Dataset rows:
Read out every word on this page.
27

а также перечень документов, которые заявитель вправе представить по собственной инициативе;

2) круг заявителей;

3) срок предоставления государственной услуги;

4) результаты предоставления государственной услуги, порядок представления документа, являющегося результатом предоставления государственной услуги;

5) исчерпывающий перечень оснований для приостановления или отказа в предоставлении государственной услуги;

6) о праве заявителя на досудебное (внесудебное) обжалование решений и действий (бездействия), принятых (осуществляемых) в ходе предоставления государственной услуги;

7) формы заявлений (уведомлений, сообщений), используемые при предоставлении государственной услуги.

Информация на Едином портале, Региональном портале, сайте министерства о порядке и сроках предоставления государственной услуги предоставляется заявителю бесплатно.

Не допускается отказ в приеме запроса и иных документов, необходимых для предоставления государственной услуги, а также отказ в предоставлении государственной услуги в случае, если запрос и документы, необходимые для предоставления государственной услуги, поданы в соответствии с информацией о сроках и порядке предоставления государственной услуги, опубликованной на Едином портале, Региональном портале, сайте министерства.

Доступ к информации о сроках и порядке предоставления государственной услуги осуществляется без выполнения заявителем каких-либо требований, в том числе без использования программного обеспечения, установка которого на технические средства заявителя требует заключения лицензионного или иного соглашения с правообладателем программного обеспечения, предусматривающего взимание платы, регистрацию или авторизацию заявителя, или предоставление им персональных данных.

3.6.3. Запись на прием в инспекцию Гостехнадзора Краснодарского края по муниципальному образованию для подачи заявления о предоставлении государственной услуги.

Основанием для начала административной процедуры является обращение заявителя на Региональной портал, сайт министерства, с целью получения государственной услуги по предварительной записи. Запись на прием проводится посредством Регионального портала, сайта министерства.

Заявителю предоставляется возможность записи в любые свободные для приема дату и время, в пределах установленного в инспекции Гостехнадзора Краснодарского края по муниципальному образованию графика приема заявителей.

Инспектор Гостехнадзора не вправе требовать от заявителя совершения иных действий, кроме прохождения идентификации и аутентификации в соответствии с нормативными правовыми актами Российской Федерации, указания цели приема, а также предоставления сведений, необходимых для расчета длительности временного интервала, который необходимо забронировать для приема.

■ **WHAT YOU HAVE TO DO**
In the listing above, how many lines include the word "образованию"? Answer with the number and nothing more.

■ **THE COMPLETED TASK**
2